Thanks @Josh for taking it up. Hoping for a solution. 

Testing by creating a non-test charge would have been fine if it was a one time thing; development and testing are always an ongoing activity and debugging the whole flow would require a lot of non-test charges which seems not so ideal. 

Beautifully designed posts for social media. Inboxed daily!
Shopify App: Automatic Post Designer
amardeep
Shopify Partner
18 0 17

@Josh  Any update on this?

Beautifully designed posts for social media. Inboxed daily!
Shopify App: Automatic Post Designer
Josh
Shopify Staff
1134 84 235

Hey again @amardeep , 

 

No new news to share as of yet I'm afraid, but I'll check back in to see if I can get some attention on this.

Josh | Shopify 
 - Was my reply helpful? Click Like to let me know! 
 - Was your question answered? Mark it as an Accepted Solution
 - To learn more visit the Shopify Help Center or the Shopify Blog

amardeep
Shopify Partner
18 0 17

@Josh I have also detailed out more issues with the Billing API in a separate thread https://community.shopify.com/c/Shopify-APIs-SDKs/Major-short-comings-with-Billing-API-amp-Proposed-... 

I would like to bring your attention to that as well. I am sure this is an issue with other developers as well. 

Thanks

Beautifully designed posts for social media. Inboxed daily!
Shopify App: Automatic Post Designer
Nesto
Shopify Partner
2 0 4

Hi @Josh ,

I just spent over an hour worrying about our users not having access to our app because I thought the currentPeriodEnd time was being returned incorrectly by the Graph API due to this strange behavior. Our app relies on accurate renewal dates to determine if a customer is still active, we also use this date to determine when to reset any app usage for usage-based charges.

 

Having different behavior for test charges vs real charges makes an already difficult API to consume even more difficult/impossible to test. Like others have mentioned, I just have to hope that it works in production and ask the finance office if it's OK for us to bill ourselves for subscription charges.

 

It looks like this issue was opened nearly three years ago, so I don't have much hope that it will be solved, but please count me as a +1 in the level of frustration related to working with billing within Shopify. Now that Shopify REQUIRES that app developers use Shopify app billing for application charges, it needs to be a robust, testable solution.

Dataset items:

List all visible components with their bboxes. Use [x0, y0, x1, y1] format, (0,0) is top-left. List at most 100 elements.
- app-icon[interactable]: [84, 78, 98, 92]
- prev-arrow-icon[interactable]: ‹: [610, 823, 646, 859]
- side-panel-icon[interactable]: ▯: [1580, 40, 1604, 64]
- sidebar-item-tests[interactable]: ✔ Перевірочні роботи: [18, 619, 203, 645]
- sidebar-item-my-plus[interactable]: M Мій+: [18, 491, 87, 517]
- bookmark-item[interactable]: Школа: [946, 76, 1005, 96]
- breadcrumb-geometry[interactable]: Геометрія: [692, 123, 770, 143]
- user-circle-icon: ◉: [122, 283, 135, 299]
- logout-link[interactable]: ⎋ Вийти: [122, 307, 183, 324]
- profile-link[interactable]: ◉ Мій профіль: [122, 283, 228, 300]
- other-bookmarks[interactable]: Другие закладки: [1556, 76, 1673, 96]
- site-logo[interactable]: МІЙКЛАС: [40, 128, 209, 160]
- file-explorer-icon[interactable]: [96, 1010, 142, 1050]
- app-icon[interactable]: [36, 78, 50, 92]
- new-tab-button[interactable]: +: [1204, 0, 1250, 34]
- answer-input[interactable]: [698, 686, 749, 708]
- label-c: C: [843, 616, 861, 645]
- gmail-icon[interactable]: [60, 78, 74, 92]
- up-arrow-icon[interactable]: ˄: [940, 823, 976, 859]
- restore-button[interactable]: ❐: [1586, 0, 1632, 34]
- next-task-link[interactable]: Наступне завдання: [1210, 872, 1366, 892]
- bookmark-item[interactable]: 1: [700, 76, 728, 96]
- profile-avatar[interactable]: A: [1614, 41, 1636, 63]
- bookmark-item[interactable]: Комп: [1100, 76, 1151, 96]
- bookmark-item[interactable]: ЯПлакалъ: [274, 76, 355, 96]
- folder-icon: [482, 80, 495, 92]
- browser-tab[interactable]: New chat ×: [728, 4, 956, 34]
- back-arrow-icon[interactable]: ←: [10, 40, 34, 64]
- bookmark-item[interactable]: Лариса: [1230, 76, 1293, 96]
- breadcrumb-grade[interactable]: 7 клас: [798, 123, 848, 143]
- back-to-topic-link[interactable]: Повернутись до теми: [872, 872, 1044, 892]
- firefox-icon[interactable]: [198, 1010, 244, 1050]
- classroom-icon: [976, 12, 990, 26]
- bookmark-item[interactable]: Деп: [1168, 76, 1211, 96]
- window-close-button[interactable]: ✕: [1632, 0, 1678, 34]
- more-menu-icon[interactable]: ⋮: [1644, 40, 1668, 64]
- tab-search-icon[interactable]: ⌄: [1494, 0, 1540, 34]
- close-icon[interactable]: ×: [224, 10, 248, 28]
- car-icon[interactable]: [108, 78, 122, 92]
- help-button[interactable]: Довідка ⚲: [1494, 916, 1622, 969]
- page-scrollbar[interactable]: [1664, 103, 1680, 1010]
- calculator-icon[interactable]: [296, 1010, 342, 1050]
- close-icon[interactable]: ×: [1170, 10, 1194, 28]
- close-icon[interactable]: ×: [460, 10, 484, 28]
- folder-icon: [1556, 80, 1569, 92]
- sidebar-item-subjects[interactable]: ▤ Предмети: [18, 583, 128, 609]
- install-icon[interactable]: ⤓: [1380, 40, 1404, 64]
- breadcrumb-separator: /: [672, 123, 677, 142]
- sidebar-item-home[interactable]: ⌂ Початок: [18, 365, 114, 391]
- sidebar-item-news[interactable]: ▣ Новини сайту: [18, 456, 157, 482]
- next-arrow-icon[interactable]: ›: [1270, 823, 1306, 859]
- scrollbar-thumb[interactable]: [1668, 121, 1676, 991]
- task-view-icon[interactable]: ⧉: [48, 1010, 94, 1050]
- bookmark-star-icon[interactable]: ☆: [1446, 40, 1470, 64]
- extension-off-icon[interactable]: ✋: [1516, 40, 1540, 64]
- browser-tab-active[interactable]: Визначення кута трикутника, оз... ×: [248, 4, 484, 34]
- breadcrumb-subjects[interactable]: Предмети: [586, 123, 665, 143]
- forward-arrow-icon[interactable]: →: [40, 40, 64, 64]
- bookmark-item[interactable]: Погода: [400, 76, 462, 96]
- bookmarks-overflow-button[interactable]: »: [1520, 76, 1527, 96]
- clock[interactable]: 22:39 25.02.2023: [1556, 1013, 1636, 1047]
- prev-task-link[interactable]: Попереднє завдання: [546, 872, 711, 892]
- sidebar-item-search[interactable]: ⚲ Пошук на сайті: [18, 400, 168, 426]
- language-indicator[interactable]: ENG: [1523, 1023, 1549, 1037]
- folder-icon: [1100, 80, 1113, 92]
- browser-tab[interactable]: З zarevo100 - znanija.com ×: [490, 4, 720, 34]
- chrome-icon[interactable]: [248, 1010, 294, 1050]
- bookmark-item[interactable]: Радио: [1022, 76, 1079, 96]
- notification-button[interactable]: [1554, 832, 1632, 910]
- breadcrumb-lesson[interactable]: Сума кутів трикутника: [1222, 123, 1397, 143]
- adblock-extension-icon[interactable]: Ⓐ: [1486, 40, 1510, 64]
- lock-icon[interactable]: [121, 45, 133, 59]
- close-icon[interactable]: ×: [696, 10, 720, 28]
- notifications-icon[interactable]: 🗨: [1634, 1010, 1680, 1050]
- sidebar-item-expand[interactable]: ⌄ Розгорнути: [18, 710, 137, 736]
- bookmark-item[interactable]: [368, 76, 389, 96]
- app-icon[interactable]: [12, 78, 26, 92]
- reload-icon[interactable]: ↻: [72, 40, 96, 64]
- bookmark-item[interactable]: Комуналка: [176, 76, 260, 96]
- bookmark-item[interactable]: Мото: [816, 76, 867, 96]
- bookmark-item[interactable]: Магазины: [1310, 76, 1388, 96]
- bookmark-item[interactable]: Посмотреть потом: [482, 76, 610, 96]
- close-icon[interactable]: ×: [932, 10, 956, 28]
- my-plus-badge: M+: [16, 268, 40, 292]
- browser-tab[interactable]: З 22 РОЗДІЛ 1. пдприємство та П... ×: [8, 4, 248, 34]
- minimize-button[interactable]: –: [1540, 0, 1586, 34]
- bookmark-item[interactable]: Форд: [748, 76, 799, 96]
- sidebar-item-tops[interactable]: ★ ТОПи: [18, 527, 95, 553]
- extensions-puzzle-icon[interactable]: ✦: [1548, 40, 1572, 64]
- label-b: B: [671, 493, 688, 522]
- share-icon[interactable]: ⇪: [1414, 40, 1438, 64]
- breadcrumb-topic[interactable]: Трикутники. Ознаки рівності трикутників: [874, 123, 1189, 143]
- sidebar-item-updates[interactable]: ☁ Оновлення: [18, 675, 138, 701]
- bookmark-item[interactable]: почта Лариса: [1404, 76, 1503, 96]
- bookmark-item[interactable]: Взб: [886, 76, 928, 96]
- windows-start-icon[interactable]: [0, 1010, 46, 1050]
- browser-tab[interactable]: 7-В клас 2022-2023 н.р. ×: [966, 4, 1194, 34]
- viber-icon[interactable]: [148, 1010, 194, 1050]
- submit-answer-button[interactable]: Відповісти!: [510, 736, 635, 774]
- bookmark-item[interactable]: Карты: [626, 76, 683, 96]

## Exercise:
From the Shopify forum thread, extract the passage starting with "Testing by creating" and going on through "not so ideal.". The data comes from a different source than the forum thread.

## Task solution:
Testing by creating a non-test charge would have been fine if it was a one time thing; development and testing are always an ongoing activity and debugging the whole flow would require a lot of non-test charges which seems not so ideal.